## Task instructions:
Below are the records; reproduce all of them exactly but without any images.

## Raw records:
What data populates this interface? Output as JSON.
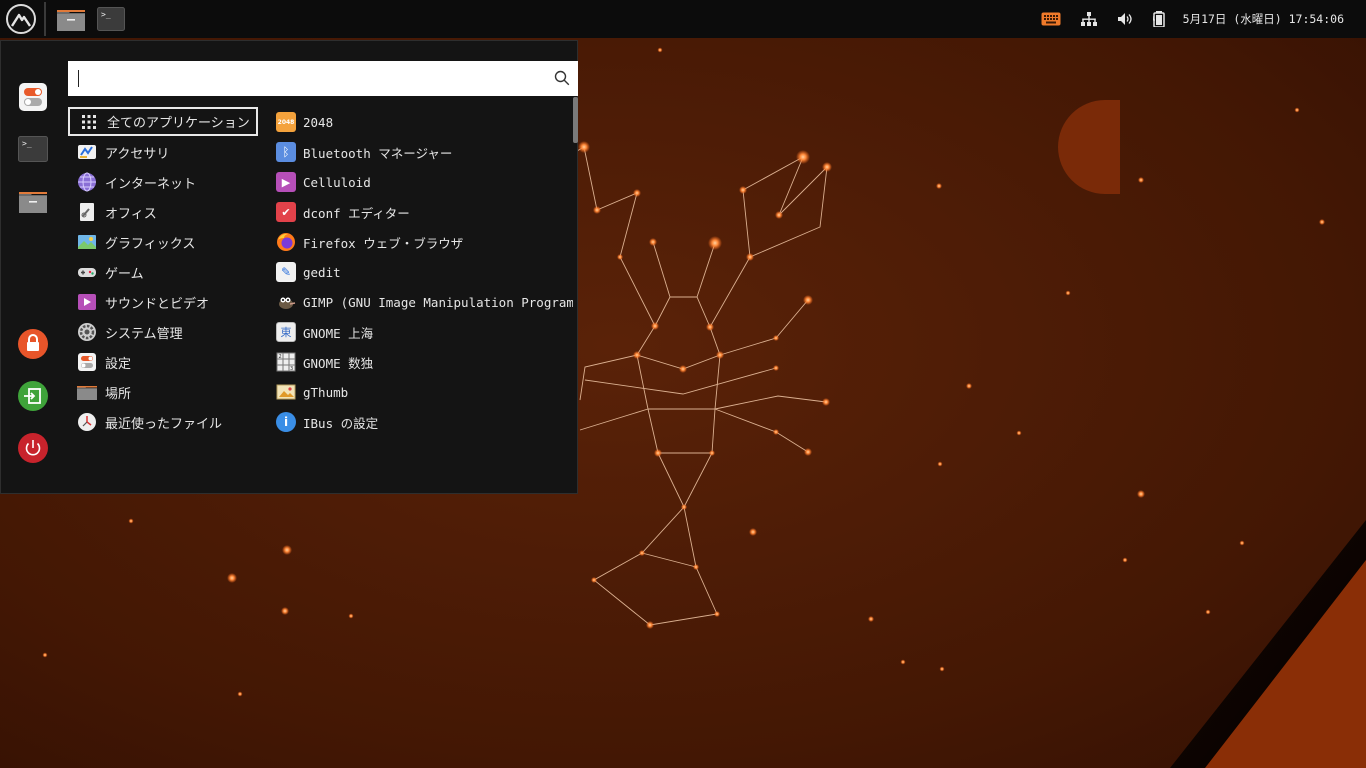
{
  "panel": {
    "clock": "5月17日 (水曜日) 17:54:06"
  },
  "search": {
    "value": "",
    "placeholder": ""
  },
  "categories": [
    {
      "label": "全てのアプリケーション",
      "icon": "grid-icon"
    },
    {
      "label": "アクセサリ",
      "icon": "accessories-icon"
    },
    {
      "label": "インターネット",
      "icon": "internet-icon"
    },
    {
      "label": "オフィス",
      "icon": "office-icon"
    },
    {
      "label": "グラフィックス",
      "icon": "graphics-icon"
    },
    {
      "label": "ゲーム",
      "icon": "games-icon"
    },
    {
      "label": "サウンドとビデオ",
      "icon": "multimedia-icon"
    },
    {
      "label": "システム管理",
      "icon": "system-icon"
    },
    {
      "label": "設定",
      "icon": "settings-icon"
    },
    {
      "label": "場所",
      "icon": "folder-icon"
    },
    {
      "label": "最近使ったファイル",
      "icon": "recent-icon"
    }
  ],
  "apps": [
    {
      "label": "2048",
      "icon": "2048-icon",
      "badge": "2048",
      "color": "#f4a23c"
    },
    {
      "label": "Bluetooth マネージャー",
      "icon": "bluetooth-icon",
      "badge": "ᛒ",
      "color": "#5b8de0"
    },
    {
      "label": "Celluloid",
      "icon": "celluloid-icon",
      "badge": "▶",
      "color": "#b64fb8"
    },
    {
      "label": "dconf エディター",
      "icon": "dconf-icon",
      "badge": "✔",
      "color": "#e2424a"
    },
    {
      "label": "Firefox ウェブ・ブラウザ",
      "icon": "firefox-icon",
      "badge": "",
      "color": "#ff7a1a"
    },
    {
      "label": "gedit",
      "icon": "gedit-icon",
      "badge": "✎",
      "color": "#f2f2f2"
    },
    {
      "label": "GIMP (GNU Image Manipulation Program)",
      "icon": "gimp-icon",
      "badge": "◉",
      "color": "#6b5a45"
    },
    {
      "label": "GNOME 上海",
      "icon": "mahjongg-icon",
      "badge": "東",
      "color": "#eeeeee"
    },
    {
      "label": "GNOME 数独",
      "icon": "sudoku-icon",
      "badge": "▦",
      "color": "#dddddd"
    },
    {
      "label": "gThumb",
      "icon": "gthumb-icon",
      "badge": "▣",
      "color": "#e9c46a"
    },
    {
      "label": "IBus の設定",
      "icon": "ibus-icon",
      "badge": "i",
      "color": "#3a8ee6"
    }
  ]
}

## Response:
What data populates this interface? Output as JSON.
{
  "panel": {
    "clock": "5月17日 (水曜日) 17:54:06"
  },
  "search": {
    "value": "",
    "placeholder": ""
  },
  "categories": [
    {
      "label": "全てのアプリケーション",
      "icon": "grid-icon"
    },
    {
      "label": "アクセサリ",
      "icon": "accessories-icon"
    },
    {
      "label": "インターネット",
      "icon": "internet-icon"
    },
    {
      "label": "オフィス",
      "icon": "office-icon"
    },
    {
      "label": "グラフィックス",
      "icon": "graphics-icon"
    },
    {
      "label": "ゲーム",
      "icon": "games-icon"
    },
    {
      "label": "サウンドとビデオ",
      "icon": "multimedia-icon"
    },
    {
      "label": "システム管理",
      "icon": "system-icon"
    },
    {
      "label": "設定",
      "icon": "settings-icon"
    },
    {
      "label": "場所",
      "icon": "folder-icon"
    },
    {
      "label": "最近使ったファイル",
      "icon": "recent-icon"
    }
  ],
  "apps": [
    {
      "label": "2048",
      "icon": "2048-icon",
      "badge": "2048",
      "color": "#f4a23c"
    },
    {
      "label": "Bluetooth マネージャー",
      "icon": "bluetooth-icon",
      "badge": "ᛒ",
      "color": "#5b8de0"
    },
    {
      "label": "Celluloid",
      "icon": "celluloid-icon",
      "badge": "▶",
      "color": "#b64fb8"
    },
    {
      "label": "dconf エディター",
      "icon": "dconf-icon",
      "badge": "✔",
      "color": "#e2424a"
    },
    {
      "label": "Firefox ウェブ・ブラウザ",
      "icon": "firefox-icon",
      "badge": "",
      "color": "#ff7a1a"
    },
    {
      "label": "gedit",
      "icon": "gedit-icon",
      "badge": "✎",
      "color": "#f2f2f2"
    },
    {
      "label": "GIMP (GNU Image Manipulation Program)",
      "icon": "gimp-icon",
      "badge": "◉",
      "color": "#6b5a45"
    },
    {
      "label": "GNOME 上海",
      "icon": "mahjongg-icon",
      "badge": "東",
      "color": "#eeeeee"
    },
    {
      "label": "GNOME 数独",
      "icon": "sudoku-icon",
      "badge": "▦",
      "color": "#dddddd"
    },
    {
      "label": "gThumb",
      "icon": "gthumb-icon",
      "badge": "▣",
      "color": "#e9c46a"
    },
    {
      "label": "IBus の設定",
      "icon": "ibus-icon",
      "badge": "i",
      "color": "#3a8ee6"
    }
  ]
}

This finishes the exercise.